----- Data shown -----

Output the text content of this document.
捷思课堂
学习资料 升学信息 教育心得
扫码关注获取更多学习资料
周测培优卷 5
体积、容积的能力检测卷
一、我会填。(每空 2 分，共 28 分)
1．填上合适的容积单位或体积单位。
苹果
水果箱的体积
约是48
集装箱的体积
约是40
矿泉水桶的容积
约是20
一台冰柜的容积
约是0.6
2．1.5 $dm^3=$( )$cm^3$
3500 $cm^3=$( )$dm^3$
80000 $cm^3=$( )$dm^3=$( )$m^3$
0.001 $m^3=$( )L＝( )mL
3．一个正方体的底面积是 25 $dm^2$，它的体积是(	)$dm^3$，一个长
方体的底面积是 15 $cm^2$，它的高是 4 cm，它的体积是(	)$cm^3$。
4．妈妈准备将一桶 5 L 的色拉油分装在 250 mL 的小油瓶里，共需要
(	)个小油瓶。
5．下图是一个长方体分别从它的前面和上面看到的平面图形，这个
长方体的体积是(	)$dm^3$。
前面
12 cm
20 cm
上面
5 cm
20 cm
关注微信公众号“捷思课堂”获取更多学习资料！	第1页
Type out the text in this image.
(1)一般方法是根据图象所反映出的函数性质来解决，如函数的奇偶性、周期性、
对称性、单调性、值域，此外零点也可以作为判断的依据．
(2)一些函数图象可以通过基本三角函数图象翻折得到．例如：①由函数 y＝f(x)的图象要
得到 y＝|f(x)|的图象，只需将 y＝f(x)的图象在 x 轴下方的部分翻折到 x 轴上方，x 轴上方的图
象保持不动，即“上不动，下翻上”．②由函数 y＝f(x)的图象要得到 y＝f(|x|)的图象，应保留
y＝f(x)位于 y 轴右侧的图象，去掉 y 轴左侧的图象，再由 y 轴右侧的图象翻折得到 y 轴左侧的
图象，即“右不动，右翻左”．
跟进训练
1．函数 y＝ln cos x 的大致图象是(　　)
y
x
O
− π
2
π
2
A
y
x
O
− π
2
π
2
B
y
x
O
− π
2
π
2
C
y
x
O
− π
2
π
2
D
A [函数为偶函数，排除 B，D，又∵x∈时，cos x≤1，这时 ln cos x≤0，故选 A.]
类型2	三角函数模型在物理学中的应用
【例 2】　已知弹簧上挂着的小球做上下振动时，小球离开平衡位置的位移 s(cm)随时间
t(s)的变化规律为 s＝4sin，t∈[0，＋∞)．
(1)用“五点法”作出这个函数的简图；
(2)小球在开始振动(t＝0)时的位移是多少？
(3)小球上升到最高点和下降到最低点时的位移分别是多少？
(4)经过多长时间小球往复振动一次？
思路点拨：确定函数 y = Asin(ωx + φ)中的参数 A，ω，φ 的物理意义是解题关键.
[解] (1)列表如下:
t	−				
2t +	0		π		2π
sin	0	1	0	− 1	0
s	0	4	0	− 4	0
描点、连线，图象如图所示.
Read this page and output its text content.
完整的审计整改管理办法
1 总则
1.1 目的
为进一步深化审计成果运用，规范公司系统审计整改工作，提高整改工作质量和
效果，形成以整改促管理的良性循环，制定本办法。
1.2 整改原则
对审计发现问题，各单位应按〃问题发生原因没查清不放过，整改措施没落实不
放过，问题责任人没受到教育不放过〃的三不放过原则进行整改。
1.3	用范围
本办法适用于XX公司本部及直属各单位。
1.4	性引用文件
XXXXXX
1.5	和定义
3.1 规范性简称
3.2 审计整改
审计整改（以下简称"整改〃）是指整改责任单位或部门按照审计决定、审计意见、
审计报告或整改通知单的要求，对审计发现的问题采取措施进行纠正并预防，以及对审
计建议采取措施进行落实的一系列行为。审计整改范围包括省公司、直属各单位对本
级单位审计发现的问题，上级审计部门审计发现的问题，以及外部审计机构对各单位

-----

[Goal]
Copy only the stretch running from the line containing "Read this page and output its text content." to the final line of the entries, both ends included, exactly as it stands.

[Response]
Read this page and output its text content.
完整的审计整改管理办法
1 总则
1.1 目的
为进一步深化审计成果运用，规范公司系统审计整改工作，提高整改工作质量和
效果，形成以整改促管理的良性循环，制定本办法。
1.2 整改原则
对审计发现问题，各单位应按〃问题发生原因没查清不放过，整改措施没落实不
放过，问题责任人没受到教育不放过〃的三不放过原则进行整改。
1.3	用范围
本办法适用于XX公司本部及直属各单位。
1.4	性引用文件
XXXXXX
1.5	和定义
3.1 规范性简称
3.2 审计整改
审计整改（以下简称"整改〃）是指整改责任单位或部门按照审计决定、审计意见、
审计报告或整改通知单的要求，对审计发现的问题采取措施进行纠正并预防，以及对审
计建议采取措施进行落实的一系列行为。审计整改范围包括省公司、直属各单位对本
级单位审计发现的问题，上级审计部门审计发现的问题，以及外部审计机构对各单位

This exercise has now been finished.